● **Raw data**
'''

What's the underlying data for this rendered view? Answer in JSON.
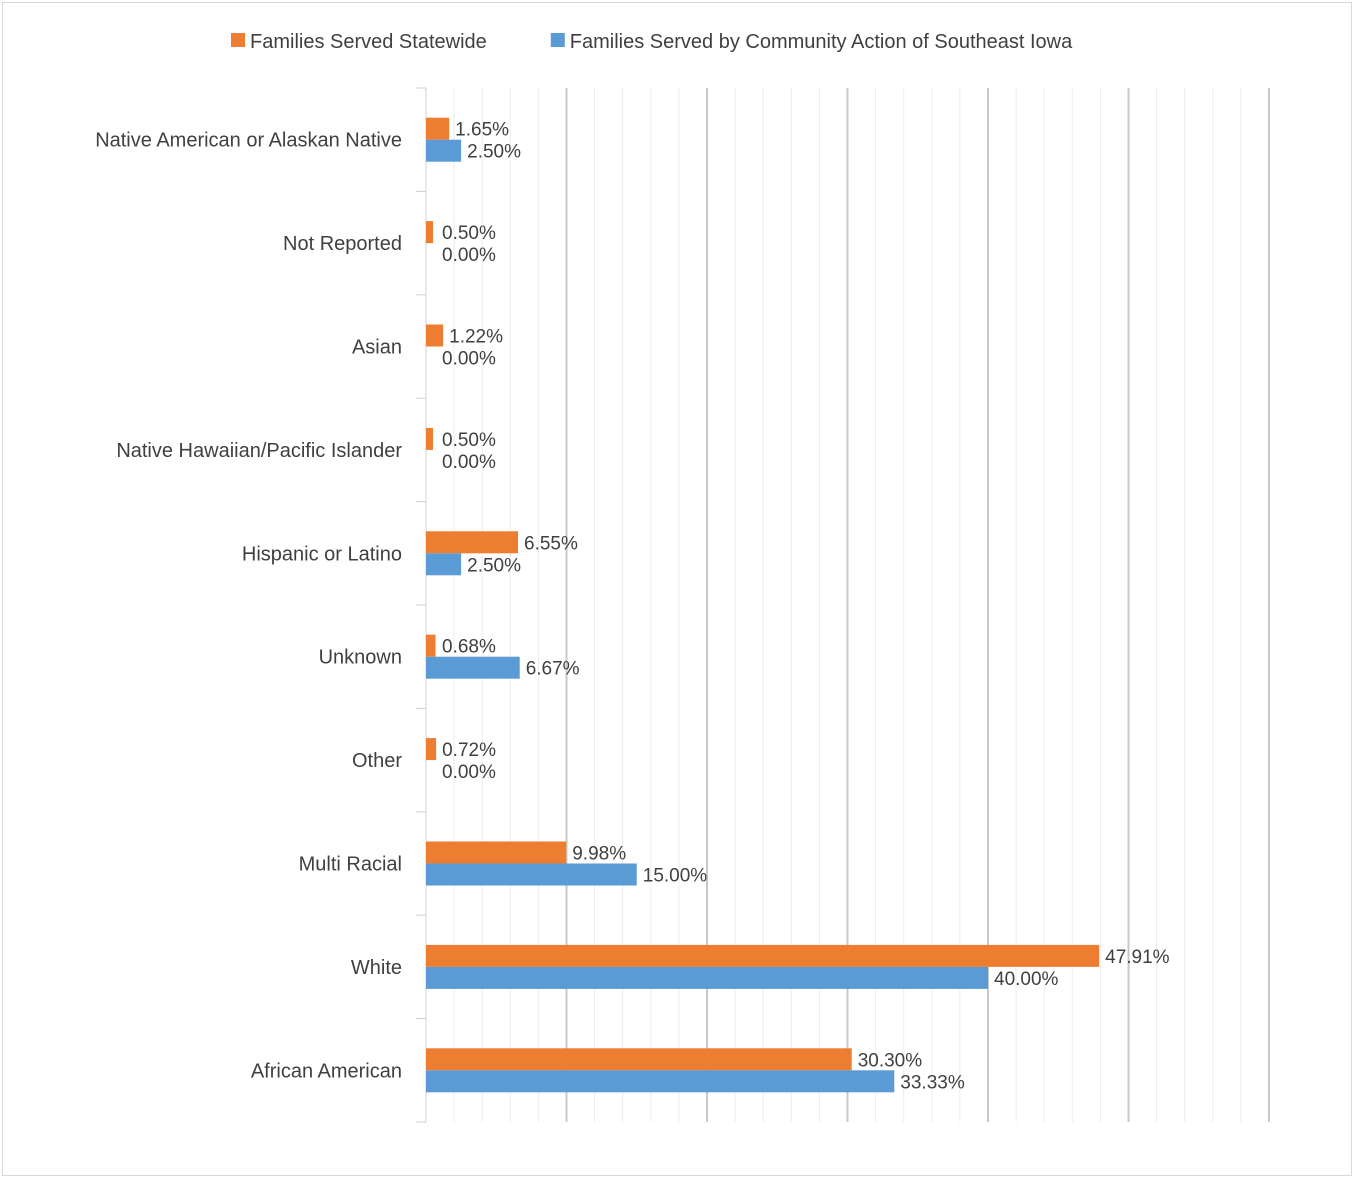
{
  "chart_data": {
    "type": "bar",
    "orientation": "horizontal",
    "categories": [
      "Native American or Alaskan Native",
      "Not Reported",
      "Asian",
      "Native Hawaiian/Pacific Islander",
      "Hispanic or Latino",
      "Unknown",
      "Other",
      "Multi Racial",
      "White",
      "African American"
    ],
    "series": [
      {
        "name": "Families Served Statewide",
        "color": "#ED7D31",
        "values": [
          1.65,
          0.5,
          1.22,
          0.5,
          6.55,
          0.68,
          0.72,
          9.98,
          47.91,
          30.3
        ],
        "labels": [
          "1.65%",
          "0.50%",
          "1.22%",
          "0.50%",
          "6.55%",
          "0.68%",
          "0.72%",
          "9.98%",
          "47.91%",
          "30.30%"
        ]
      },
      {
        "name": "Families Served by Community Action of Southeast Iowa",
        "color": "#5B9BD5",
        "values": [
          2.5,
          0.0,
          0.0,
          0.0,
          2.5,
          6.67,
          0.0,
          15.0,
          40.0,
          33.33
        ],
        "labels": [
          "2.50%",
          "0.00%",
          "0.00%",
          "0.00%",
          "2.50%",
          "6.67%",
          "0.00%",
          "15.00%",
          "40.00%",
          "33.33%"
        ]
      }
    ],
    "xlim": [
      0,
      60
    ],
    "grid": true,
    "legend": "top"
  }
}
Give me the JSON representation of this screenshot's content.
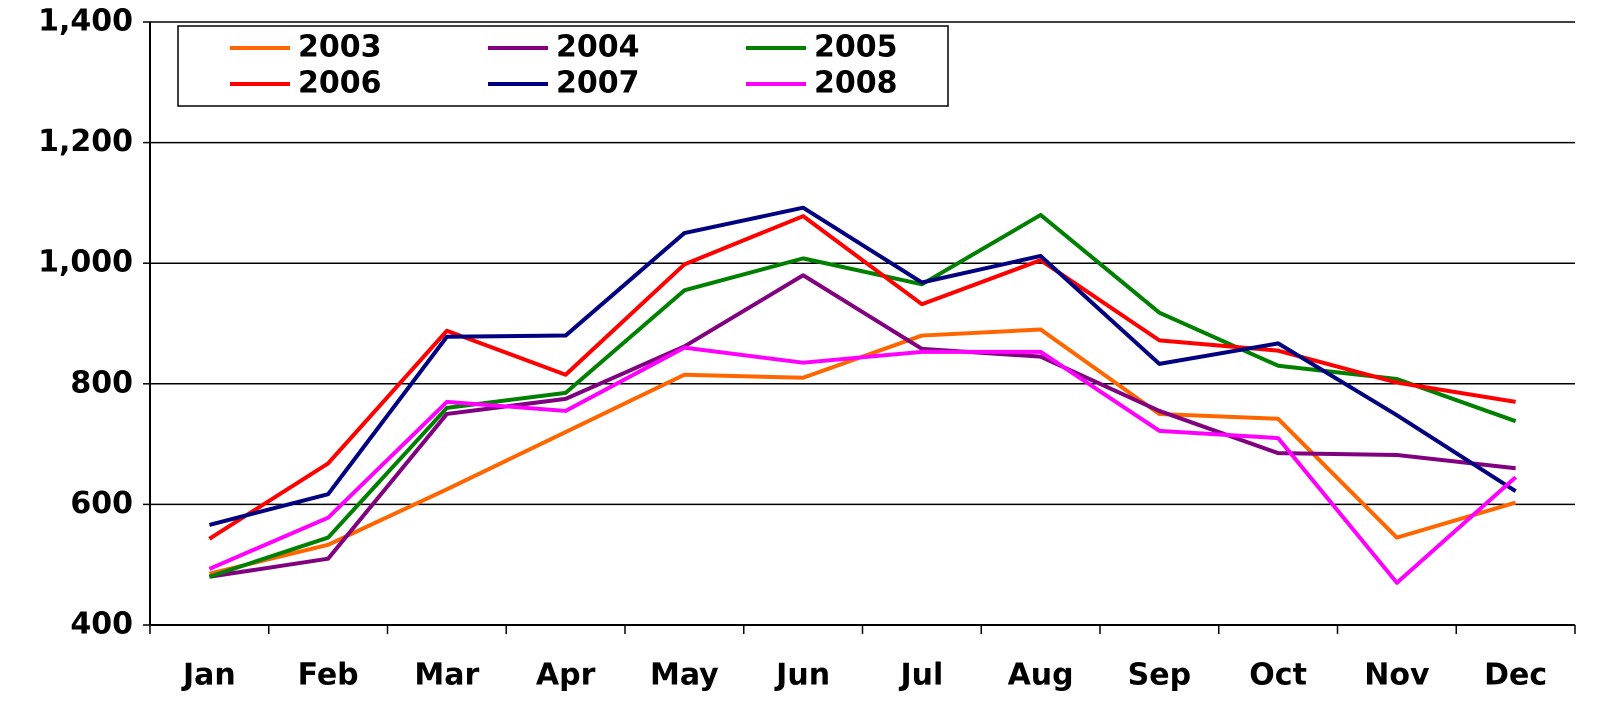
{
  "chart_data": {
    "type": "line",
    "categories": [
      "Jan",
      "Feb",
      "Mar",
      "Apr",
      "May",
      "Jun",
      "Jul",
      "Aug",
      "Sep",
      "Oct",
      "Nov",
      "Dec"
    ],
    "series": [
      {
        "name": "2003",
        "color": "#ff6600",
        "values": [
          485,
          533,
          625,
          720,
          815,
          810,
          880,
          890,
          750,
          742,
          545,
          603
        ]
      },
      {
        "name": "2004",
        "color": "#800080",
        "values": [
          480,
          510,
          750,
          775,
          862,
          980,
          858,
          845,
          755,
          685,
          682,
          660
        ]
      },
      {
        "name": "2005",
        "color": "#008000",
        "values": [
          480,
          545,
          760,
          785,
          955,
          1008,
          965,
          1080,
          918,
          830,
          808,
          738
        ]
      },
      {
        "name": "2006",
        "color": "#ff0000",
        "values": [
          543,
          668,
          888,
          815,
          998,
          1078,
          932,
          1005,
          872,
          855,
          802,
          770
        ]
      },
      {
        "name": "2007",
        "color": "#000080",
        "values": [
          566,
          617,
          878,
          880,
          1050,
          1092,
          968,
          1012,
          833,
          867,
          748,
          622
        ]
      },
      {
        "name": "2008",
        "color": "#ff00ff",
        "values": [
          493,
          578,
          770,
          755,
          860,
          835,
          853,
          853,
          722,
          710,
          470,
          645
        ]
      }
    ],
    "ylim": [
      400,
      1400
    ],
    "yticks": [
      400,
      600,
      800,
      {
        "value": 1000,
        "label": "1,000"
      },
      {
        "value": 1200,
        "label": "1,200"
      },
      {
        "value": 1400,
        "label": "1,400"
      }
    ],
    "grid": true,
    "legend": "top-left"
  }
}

'''

● **Written task**
Every line of text is to be repeated exactly; pictures are left out.

● **The reply**
What's the underlying data for this rendered view? Answer in JSON.
{
  "chart_data": {
    "type": "bar",
    "orientation": "horizontal",
    "categories": [
      "Native American or Alaskan Native",
      "Not Reported",
      "Asian",
      "Native Hawaiian/Pacific Islander",
      "Hispanic or Latino",
      "Unknown",
      "Other",
      "Multi Racial",
      "White",
      "African American"
    ],
    "series": [
      {
        "name": "Families Served Statewide",
        "color": "#ED7D31",
        "values": [
          1.65,
          0.5,
          1.22,
          0.5,
          6.55,
          0.68,
          0.72,
          9.98,
          47.91,
          30.3
        ],
        "labels": [
          "1.65%",
          "0.50%",
          "1.22%",
          "0.50%",
          "6.55%",
          "0.68%",
          "0.72%",
          "9.98%",
          "47.91%",
          "30.30%"
        ]
      },
      {
        "name": "Families Served by Community Action of Southeast Iowa",
        "color": "#5B9BD5",
        "values": [
          2.5,
          0.0,
          0.0,
          0.0,
          2.5,
          6.67,
          0.0,
          15.0,
          40.0,
          33.33
        ],
        "labels": [
          "2.50%",
          "0.00%",
          "0.00%",
          "0.00%",
          "2.50%",
          "6.67%",
          "0.00%",
          "15.00%",
          "40.00%",
          "33.33%"
        ]
      }
    ],
    "xlim": [
      0,
      60
    ],
    "grid": true,
    "legend": "top"
  }
}
Give me the JSON representation of this screenshot's content.
{
  "chart_data": {
    "type": "line",
    "categories": [
      "Jan",
      "Feb",
      "Mar",
      "Apr",
      "May",
      "Jun",
      "Jul",
      "Aug",
      "Sep",
      "Oct",
      "Nov",
      "Dec"
    ],
    "series": [
      {
        "name": "2003",
        "color": "#ff6600",
        "values": [
          485,
          533,
          625,
          720,
          815,
          810,
          880,
          890,
          750,
          742,
          545,
          603
        ]
      },
      {
        "name": "2004",
        "color": "#800080",
        "values": [
          480,
          510,
          750,
          775,
          862,
          980,
          858,
          845,
          755,
          685,
          682,
          660
        ]
      },
      {
        "name": "2005",
        "color": "#008000",
        "values": [
          480,
          545,
          760,
          785,
          955,
          1008,
          965,
          1080,
          918,
          830,
          808,
          738
        ]
      },
      {
        "name": "2006",
        "color": "#ff0000",
        "values": [
          543,
          668,
          888,
          815,
          998,
          1078,
          932,
          1005,
          872,
          855,
          802,
          770
        ]
      },
      {
        "name": "2007",
        "color": "#000080",
        "values": [
          566,
          617,
          878,
          880,
          1050,
          1092,
          968,
          1012,
          833,
          867,
          748,
          622
        ]
      },
      {
        "name": "2008",
        "color": "#ff00ff",
        "values": [
          493,
          578,
          770,
          755,
          860,
          835,
          853,
          853,
          722,
          710,
          470,
          645
        ]
      }
    ],
    "ylim": [
      400,
      1400
    ],
    "yticks": [
      400,
      600,
      800,
      {
        "value": 1000,
        "label": "1,000"
      },
      {
        "value": 1200,
        "label": "1,200"
      },
      {
        "value": 1400,
        "label": "1,400"
      }
    ],
    "grid": true,
    "legend": "top-left"
  }
}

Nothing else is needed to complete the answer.